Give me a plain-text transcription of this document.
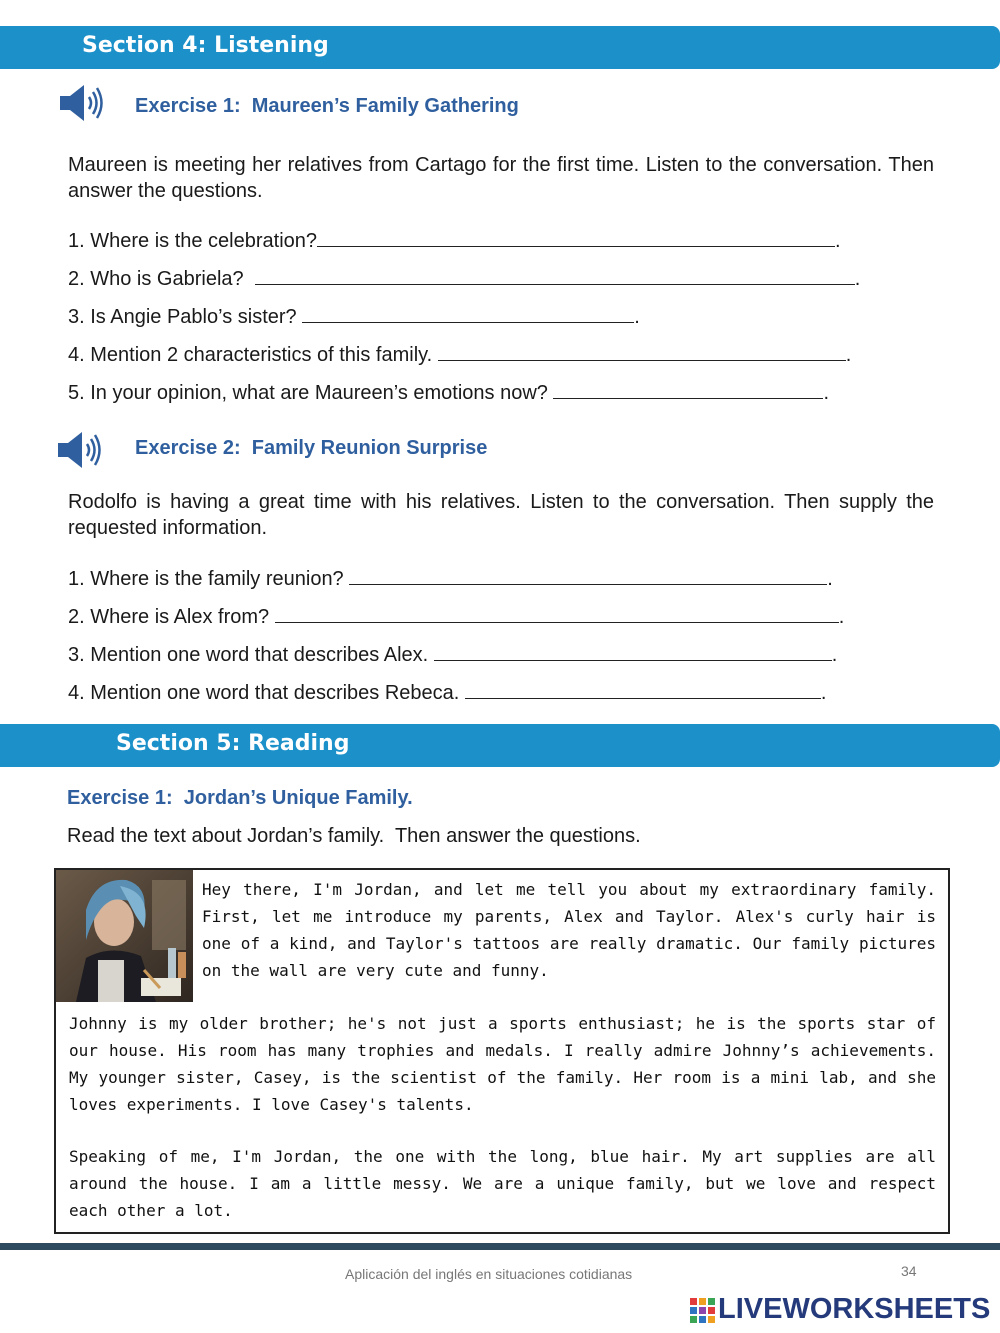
Section 4: Listening
Exercise 1:  Maureen’s Family Gathering

Maureen is meeting her relatives from Cartago for the first time. Listen to the conversation. Then answer the questions.

1. Where is the celebration?	.
2. Who is Gabriela?	.
3. Is Angie Pablo’s sister?	.
4. Mention 2 characteristics of this family.	.
5. In your opinion, what are Maureen’s emotions now?	.
Exercise 2:  Family Reunion Surprise

Rodolfo is having a great time with his relatives. Listen to the conversation. Then supply the requested information.

1. Where is the family reunion?	.
2. Where is Alex from?	.
3. Mention one word that describes Alex.	.
4. Mention one word that describes Rebeca.	.
Section 5: Reading
Exercise 1:  Jordan’s Unique Family.
Read the text about Jordan’s family.  Then answer the questions.

Hey there, I'm Jordan, and let me tell you about my extraordinary family. First, let me introduce my parents, Alex and Taylor. Alex's curly hair is one of a kind, and Taylor's tattoos are really dramatic. Our family pictures on the wall are very cute and funny.

Johnny is my older brother; he's not just a sports enthusiast; he is the sports star of our house. His room has many trophies and medals. I really admire Johnny’s achievements. My younger sister, Casey, is the scientist of the family. Her room is a mini lab, and she loves experiments. I love Casey's talents.

Speaking of me, I'm Jordan, the one with the long, blue hair. My art supplies are all around the house. I am a little messy. We are a unique family, but we love and respect each other a lot.

Aplicación del inglés en situaciones cotidianas	34
LIVEWORKSHEETS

DIRECTION: Leave the pictures out and reproduce each record exactly as written.

RESULT FOR THIS EXERCISE:
Give me a plain-text transcription of this document.
Section 4: Listening
Exercise 1:  Maureen’s Family Gathering

Maureen is meeting her relatives from Cartago for the first time. Listen to the conversation. Then answer the questions.

1. Where is the celebration?	.
2. Who is Gabriela?	.
3. Is Angie Pablo’s sister?	.
4. Mention 2 characteristics of this family.	.
5. In your opinion, what are Maureen’s emotions now?	.
Exercise 2:  Family Reunion Surprise

Rodolfo is having a great time with his relatives. Listen to the conversation. Then supply the requested information.

1. Where is the family reunion?	.
2. Where is Alex from?	.
3. Mention one word that describes Alex.	.
4. Mention one word that describes Rebeca.	.
Section 5: Reading
Exercise 1:  Jordan’s Unique Family.
Read the text about Jordan’s family.  Then answer the questions.

Hey there, I'm Jordan, and let me tell you about my extraordinary family. First, let me introduce my parents, Alex and Taylor. Alex's curly hair is one of a kind, and Taylor's tattoos are really dramatic. Our family pictures on the wall are very cute and funny.

Johnny is my older brother; he's not just a sports enthusiast; he is the sports star of our house. His room has many trophies and medals. I really admire Johnny’s achievements. My younger sister, Casey, is the scientist of the family. Her room is a mini lab, and she loves experiments. I love Casey's talents.

Speaking of me, I'm Jordan, the one with the long, blue hair. My art supplies are all around the house. I am a little messy. We are a unique family, but we love and respect each other a lot.

Aplicación del inglés en situaciones cotidianas	34
LIVEWORKSHEETS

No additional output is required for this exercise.